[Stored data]

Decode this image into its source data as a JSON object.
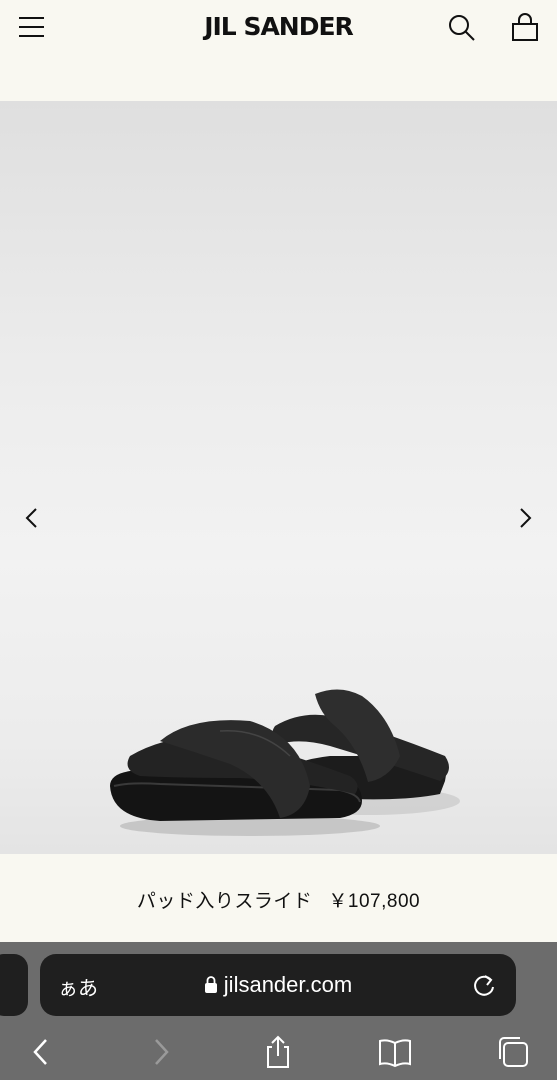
{
  "header": {
    "logo": "JIL SANDER",
    "menu_icon": "hamburger-menu-icon",
    "search_icon": "search-icon",
    "bag_icon": "shopping-bag-icon"
  },
  "gallery": {
    "prev_icon": "chevron-left-icon",
    "next_icon": "chevron-right-icon",
    "image": "black padded leather crossover slide sandals"
  },
  "product": {
    "name": "パッド入りスライド",
    "price": "￥107,800"
  },
  "browser": {
    "text_size_label": "ぁあ",
    "url": "jilsander.com",
    "lock_icon": "lock-icon",
    "reload_icon": "reload-icon",
    "toolbar": [
      "back-icon",
      "forward-icon",
      "share-icon",
      "bookmarks-icon",
      "tabs-icon"
    ],
    "bar_color": "#6c6c6c",
    "field_color": "#1f1f1f"
  }
}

Exercise objective: The data above should be repeated exactly, minus any pictures.

Full answer:
Decode this image into its source data as a JSON object.
{
  "header": {
    "logo": "JIL SANDER",
    "menu_icon": "hamburger-menu-icon",
    "search_icon": "search-icon",
    "bag_icon": "shopping-bag-icon"
  },
  "gallery": {
    "prev_icon": "chevron-left-icon",
    "next_icon": "chevron-right-icon",
    "image": "black padded leather crossover slide sandals"
  },
  "product": {
    "name": "パッド入りスライド",
    "price": "￥107,800"
  },
  "browser": {
    "text_size_label": "ぁあ",
    "url": "jilsander.com",
    "lock_icon": "lock-icon",
    "reload_icon": "reload-icon",
    "toolbar": [
      "back-icon",
      "forward-icon",
      "share-icon",
      "bookmarks-icon",
      "tabs-icon"
    ],
    "bar_color": "#6c6c6c",
    "field_color": "#1f1f1f"
  }
}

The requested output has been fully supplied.